===== Available data

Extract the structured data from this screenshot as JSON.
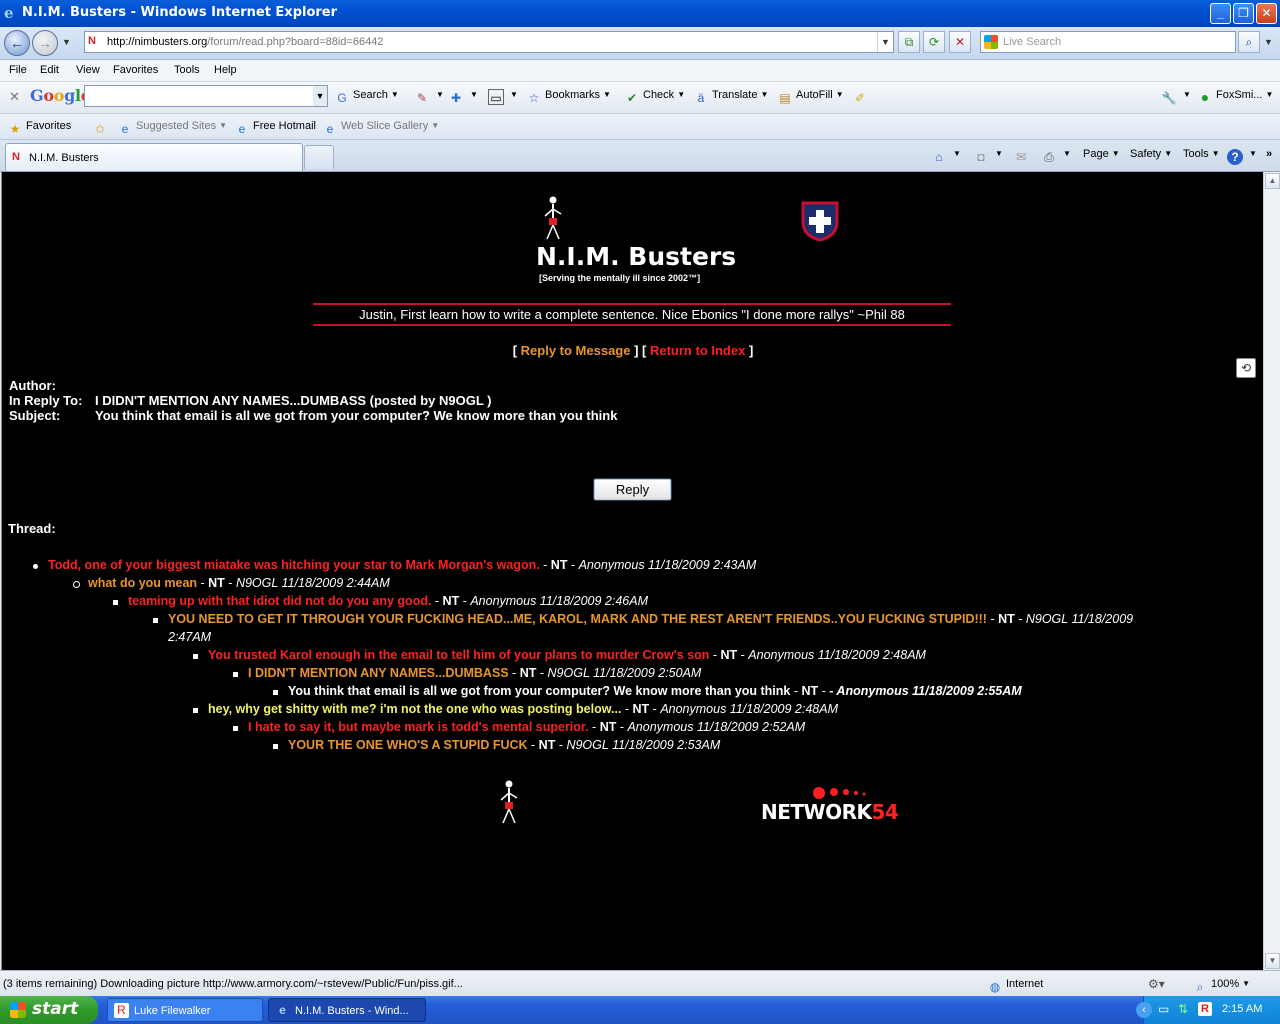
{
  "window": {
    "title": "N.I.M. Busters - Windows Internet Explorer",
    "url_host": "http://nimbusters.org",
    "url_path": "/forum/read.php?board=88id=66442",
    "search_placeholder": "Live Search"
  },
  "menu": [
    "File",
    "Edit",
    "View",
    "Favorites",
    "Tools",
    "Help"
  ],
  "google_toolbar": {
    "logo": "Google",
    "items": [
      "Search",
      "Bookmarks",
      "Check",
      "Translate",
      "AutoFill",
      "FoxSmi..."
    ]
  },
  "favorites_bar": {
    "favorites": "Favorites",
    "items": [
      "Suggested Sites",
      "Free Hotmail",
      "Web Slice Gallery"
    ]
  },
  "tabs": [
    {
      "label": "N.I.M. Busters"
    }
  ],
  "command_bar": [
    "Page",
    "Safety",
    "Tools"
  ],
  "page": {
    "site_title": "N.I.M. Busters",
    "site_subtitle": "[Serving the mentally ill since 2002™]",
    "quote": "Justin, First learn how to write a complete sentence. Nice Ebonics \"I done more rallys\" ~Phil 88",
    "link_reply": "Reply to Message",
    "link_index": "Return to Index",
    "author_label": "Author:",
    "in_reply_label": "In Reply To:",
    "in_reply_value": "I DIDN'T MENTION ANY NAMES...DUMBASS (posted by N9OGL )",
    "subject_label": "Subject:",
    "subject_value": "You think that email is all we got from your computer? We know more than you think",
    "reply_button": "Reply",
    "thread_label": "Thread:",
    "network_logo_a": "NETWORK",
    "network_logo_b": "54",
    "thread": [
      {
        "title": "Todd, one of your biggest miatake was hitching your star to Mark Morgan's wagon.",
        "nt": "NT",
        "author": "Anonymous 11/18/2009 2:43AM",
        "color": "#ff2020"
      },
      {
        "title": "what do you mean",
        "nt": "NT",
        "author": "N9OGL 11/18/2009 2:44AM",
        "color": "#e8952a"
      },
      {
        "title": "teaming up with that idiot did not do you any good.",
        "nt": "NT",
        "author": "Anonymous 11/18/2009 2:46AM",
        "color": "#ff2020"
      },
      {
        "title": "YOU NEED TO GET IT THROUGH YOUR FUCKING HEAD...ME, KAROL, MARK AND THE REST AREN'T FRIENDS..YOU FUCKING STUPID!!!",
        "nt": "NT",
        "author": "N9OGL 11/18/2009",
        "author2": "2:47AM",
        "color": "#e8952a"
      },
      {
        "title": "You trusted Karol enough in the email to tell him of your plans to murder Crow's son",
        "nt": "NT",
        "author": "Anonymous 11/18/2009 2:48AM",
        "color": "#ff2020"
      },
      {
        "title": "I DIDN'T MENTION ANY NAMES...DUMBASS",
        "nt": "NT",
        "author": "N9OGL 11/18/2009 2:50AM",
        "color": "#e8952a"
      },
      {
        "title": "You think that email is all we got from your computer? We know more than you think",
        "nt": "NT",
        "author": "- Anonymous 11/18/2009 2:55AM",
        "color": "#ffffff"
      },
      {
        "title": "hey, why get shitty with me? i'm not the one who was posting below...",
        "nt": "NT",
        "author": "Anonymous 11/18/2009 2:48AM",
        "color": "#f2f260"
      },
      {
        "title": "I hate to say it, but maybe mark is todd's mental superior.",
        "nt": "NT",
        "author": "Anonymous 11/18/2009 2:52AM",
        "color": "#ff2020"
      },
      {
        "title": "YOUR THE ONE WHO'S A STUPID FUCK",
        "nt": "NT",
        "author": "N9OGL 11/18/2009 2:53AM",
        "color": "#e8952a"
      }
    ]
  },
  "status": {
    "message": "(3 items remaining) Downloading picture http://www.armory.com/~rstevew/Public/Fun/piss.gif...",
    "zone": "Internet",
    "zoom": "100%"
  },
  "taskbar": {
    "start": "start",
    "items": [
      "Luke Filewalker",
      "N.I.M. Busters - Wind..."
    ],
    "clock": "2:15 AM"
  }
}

==========
===== Available data

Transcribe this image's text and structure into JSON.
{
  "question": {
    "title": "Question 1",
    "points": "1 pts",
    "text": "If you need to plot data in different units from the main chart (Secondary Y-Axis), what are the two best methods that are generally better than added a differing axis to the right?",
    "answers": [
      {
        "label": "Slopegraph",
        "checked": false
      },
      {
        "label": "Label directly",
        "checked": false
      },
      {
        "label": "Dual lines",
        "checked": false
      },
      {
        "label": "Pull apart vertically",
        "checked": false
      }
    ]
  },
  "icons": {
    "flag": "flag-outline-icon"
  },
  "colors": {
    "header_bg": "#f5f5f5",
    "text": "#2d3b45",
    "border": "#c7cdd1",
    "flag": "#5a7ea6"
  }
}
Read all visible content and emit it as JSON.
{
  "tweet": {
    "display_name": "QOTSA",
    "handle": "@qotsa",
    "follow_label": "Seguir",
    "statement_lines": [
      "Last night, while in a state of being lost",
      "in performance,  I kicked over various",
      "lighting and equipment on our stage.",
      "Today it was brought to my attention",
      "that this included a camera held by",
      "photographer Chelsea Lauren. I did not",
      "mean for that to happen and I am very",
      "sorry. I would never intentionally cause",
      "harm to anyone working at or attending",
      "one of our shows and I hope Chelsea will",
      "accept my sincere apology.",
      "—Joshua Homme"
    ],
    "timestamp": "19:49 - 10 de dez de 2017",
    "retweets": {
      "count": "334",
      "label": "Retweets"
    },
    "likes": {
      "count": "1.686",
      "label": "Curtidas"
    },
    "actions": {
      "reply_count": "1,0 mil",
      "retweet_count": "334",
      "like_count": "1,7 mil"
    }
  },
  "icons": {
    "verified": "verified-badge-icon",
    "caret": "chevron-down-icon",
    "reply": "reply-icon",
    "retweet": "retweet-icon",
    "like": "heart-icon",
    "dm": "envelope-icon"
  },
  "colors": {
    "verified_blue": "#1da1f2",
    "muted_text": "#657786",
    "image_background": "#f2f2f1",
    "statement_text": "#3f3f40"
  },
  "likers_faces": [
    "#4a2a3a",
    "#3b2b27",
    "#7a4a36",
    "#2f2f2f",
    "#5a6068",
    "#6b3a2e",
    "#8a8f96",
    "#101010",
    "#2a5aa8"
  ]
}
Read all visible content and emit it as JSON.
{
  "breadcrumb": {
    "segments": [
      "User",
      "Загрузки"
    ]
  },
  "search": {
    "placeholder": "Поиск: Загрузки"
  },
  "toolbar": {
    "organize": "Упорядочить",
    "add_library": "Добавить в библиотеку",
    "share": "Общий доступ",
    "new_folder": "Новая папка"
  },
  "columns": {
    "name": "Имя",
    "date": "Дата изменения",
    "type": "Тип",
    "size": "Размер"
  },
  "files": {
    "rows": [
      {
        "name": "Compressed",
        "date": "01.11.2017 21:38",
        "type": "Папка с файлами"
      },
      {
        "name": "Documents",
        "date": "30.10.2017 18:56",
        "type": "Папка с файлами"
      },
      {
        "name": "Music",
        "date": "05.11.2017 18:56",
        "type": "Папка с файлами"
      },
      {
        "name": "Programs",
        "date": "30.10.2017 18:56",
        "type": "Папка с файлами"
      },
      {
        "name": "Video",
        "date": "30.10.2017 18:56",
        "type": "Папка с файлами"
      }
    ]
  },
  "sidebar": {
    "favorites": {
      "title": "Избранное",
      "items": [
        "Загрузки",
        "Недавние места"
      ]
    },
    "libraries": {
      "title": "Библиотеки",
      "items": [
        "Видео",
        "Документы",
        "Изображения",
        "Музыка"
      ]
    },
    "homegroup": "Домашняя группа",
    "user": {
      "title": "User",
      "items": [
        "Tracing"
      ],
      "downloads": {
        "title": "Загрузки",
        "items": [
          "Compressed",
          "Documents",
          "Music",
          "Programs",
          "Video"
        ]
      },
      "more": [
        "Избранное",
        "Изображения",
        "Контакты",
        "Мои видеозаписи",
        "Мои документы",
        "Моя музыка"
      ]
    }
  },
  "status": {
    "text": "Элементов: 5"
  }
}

==========

* [Given task]
Within the listing above, find every line containing the string "DUMBASS" and return it.

* [Reply]
    "in_reply_value": "I DIDN'T MENTION ANY NAMES...DUMBASS (posted by N9OGL )",
        "title": "I DIDN'T MENTION ANY NAMES...DUMBASS",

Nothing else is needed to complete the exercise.